◆ Dataset content ◆
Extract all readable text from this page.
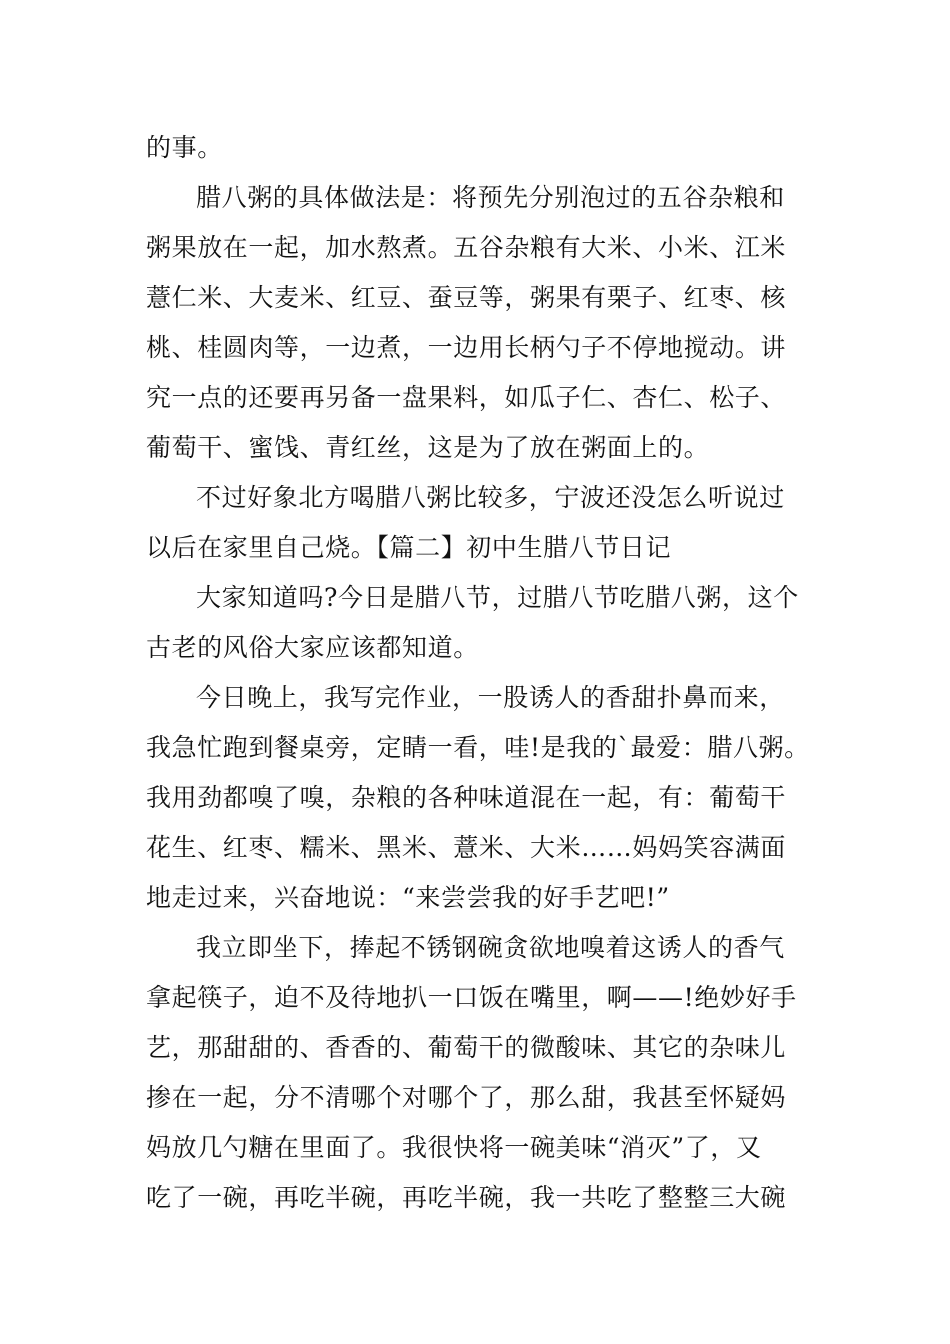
的事。
腊八粥的具体做法是：将预先分别泡过的五谷杂粮和
粥果放在一起，加水熬煮。五谷杂粮有大米、小米、江米
薏仁米、大麦米、红豆、蚕豆等，粥果有栗子、红枣、核
桃、桂圆肉等，一边煮，一边用长柄勺子不停地搅动。讲
究一点的还要再另备一盘果料，如瓜子仁、杏仁、松子、
葡萄干、蜜饯、青红丝，这是为了放在粥面上的。
不过好象北方喝腊八粥比较多，宁波还没怎么听说过
以后在家里自己烧。【篇二】初中生腊八节日记
大家知道吗?今日是腊八节，过腊八节吃腊八粥，这个
古老的风俗大家应该都知道。
今日晚上，我写完作业，一股诱人的香甜扑鼻而来，
我急忙跑到餐桌旁，定睛一看，哇!是我的`最爱：腊八粥。
我用劲都嗅了嗅，杂粮的各种味道混在一起，有：葡萄干
花生、红枣、糯米、黑米、薏米、大米……妈妈笑容满面
地走过来，兴奋地说：“来尝尝我的好手艺吧!”
我立即坐下，捧起不锈钢碗贪欲地嗅着这诱人的香气
拿起筷子，迫不及待地扒一口饭在嘴里，啊——!绝妙好手
艺，那甜甜的、香香的、葡萄干的微酸味、其它的杂味儿
掺在一起，分不清哪个对哪个了，那么甜，我甚至怀疑妈
妈放几勺糖在里面了。我很快将一碗美味“消灭”了，又
吃了一碗，再吃半碗，再吃半碗，我一共吃了整整三大碗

◆ Task brief ◆
Take the entries shown above and quote them verbatim, passing over the pictures.

◆ Right answer ◆
Extract all readable text from this page.
的事。
腊八粥的具体做法是：将预先分别泡过的五谷杂粮和
粥果放在一起，加水熬煮。五谷杂粮有大米、小米、江米
薏仁米、大麦米、红豆、蚕豆等，粥果有栗子、红枣、核
桃、桂圆肉等，一边煮，一边用长柄勺子不停地搅动。讲
究一点的还要再另备一盘果料，如瓜子仁、杏仁、松子、
葡萄干、蜜饯、青红丝，这是为了放在粥面上的。
不过好象北方喝腊八粥比较多，宁波还没怎么听说过
以后在家里自己烧。【篇二】初中生腊八节日记
大家知道吗?今日是腊八节，过腊八节吃腊八粥，这个
古老的风俗大家应该都知道。
今日晚上，我写完作业，一股诱人的香甜扑鼻而来，
我急忙跑到餐桌旁，定睛一看，哇!是我的`最爱：腊八粥。
我用劲都嗅了嗅，杂粮的各种味道混在一起，有：葡萄干
花生、红枣、糯米、黑米、薏米、大米……妈妈笑容满面
地走过来，兴奋地说：“来尝尝我的好手艺吧!”
我立即坐下，捧起不锈钢碗贪欲地嗅着这诱人的香气
拿起筷子，迫不及待地扒一口饭在嘴里，啊——!绝妙好手
艺，那甜甜的、香香的、葡萄干的微酸味、其它的杂味儿
掺在一起，分不清哪个对哪个了，那么甜，我甚至怀疑妈
妈放几勺糖在里面了。我很快将一碗美味“消灭”了，又
吃了一碗，再吃半碗，再吃半碗，我一共吃了整整三大碗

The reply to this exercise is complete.